[Direction] Rewrite the records from the very first line through the line with "versie-l-left-column: Versie L", changing "wall-cabinets" to "upper-cabinets" and keeping everything else the same.

○ ○ ○ ○ ○

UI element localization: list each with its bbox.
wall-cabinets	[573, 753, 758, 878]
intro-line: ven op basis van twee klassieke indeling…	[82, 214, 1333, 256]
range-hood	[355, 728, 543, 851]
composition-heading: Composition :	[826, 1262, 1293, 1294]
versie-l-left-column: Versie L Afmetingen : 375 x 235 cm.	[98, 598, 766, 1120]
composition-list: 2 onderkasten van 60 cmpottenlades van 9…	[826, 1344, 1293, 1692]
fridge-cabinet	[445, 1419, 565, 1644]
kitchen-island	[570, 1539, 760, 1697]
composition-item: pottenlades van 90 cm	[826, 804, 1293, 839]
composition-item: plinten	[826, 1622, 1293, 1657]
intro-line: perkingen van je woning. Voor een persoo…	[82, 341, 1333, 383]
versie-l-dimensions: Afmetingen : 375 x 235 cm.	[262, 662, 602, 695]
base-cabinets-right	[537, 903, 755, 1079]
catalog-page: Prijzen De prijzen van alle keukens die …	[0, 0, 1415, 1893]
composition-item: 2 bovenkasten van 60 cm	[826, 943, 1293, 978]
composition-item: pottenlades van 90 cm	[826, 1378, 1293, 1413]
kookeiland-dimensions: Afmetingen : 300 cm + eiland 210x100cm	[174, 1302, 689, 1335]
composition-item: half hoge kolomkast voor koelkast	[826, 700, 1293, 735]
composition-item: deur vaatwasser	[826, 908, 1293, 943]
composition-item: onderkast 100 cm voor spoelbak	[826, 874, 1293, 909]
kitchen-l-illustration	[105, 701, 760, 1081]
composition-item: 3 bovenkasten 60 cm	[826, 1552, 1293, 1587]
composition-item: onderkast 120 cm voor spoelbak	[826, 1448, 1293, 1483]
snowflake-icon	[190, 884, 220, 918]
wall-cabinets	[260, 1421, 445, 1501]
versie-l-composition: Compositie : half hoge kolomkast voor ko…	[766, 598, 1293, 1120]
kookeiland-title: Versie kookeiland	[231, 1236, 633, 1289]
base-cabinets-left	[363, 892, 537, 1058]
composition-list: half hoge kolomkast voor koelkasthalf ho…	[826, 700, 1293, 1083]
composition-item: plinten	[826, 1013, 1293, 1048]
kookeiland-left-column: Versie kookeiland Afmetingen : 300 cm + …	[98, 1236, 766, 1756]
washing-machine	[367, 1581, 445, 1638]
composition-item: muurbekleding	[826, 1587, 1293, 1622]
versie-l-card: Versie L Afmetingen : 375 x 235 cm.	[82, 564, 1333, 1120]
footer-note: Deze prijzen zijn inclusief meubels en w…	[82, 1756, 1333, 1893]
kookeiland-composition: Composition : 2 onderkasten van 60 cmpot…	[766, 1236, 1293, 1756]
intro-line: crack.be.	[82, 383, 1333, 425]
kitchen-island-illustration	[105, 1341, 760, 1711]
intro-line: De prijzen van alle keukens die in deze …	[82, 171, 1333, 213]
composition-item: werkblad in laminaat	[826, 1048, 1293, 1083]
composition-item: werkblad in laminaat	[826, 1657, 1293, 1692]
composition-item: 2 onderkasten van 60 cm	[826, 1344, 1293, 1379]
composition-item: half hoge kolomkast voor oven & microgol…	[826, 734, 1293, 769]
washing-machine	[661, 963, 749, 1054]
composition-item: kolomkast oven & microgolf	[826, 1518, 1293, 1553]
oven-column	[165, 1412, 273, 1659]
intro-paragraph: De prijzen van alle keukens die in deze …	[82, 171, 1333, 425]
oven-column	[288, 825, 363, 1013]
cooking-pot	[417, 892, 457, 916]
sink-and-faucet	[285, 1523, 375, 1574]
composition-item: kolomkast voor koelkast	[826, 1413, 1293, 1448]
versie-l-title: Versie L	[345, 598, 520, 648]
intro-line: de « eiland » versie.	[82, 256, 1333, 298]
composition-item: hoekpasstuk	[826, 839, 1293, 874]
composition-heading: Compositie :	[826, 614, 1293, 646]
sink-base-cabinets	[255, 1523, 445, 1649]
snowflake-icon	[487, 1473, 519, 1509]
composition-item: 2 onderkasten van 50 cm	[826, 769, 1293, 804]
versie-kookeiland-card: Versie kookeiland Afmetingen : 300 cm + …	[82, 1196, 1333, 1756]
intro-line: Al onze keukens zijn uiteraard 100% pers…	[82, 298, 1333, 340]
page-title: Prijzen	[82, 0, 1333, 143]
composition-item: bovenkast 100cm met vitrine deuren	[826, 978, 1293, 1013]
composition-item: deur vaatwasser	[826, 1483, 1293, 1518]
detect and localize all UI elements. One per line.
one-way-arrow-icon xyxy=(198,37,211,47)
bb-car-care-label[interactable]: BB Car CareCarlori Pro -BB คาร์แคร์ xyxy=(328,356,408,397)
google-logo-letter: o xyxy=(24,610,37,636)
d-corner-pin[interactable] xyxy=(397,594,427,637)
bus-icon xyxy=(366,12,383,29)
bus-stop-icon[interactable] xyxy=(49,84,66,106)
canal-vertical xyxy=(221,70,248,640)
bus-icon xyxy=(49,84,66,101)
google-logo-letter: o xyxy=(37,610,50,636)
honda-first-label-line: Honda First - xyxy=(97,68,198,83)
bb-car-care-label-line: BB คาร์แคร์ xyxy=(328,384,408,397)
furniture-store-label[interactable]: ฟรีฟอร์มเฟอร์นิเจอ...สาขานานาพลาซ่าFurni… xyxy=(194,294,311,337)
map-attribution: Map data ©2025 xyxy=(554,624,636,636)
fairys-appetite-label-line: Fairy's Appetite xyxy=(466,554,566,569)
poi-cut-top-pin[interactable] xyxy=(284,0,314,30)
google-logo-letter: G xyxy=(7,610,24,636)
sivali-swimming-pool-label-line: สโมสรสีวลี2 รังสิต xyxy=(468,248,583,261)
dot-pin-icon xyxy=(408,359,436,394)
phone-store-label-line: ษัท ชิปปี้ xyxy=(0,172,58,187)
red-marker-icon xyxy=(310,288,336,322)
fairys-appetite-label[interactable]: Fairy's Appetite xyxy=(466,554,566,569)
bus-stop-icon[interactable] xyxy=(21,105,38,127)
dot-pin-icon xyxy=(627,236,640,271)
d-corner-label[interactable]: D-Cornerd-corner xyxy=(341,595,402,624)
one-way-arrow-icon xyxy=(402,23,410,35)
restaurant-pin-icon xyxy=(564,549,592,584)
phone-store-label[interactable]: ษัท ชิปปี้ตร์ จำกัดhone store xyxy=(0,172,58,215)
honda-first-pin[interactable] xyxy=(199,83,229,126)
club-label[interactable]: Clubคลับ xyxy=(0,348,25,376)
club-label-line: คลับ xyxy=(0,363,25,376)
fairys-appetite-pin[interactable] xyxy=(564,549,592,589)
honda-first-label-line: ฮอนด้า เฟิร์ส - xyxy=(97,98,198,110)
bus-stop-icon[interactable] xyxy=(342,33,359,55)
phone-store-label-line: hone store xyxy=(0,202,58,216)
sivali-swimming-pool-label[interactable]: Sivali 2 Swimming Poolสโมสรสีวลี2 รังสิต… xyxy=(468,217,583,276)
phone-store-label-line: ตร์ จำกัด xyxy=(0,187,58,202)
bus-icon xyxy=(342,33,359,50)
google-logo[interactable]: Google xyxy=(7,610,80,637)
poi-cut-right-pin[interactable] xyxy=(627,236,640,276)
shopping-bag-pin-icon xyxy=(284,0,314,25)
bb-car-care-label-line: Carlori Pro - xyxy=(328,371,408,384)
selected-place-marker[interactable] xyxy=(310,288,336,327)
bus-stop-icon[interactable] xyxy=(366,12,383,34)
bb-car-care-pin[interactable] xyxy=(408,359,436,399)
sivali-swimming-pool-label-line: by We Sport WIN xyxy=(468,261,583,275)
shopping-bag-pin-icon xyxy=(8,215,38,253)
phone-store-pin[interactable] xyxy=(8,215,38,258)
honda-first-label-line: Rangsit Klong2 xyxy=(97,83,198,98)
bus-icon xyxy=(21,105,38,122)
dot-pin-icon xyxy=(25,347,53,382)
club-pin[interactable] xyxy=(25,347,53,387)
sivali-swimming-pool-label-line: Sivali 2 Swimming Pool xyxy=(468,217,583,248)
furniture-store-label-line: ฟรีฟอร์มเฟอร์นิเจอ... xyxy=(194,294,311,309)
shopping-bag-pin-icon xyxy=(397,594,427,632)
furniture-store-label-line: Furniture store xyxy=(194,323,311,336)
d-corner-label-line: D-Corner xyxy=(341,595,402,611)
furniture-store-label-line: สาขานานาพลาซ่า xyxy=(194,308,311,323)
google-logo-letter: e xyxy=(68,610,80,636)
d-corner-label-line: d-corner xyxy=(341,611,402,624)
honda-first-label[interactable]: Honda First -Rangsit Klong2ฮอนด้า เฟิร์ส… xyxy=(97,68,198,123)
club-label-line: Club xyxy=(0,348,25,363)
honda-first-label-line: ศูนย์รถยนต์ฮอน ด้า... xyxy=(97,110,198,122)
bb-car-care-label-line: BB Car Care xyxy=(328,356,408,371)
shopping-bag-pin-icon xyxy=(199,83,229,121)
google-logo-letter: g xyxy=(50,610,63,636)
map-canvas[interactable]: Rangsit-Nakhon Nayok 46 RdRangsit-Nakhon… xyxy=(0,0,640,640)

○ ○ ○ ○ ○

[Response for this exercise]
UI element localization: list each with its bbox.
upper-cabinets	[573, 753, 758, 878]
intro-line: ven op basis van twee klassieke indeling…	[82, 214, 1333, 256]
range-hood	[355, 728, 543, 851]
composition-heading: Composition :	[826, 1262, 1293, 1294]
versie-l-left-column: Versie L Afmetingen : 375 x 235 cm.	[98, 598, 766, 1120]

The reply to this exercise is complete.